** BEGIN **
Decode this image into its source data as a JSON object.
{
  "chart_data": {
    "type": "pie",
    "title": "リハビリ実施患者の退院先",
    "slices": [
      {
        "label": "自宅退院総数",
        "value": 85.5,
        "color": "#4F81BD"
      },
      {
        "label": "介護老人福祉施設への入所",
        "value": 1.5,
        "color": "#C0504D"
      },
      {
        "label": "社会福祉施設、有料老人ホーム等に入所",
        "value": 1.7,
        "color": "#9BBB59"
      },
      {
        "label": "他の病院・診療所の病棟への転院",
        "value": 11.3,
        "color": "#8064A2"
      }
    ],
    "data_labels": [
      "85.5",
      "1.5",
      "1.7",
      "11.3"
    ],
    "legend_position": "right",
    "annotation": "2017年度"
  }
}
** END **
→ **Given exercise**
Return every line from the records above that holds the word "value".

→ **Complete response**
        "value": 85.5,
        "value": 1.5,
        "value": 1.7,
        "value": 11.3,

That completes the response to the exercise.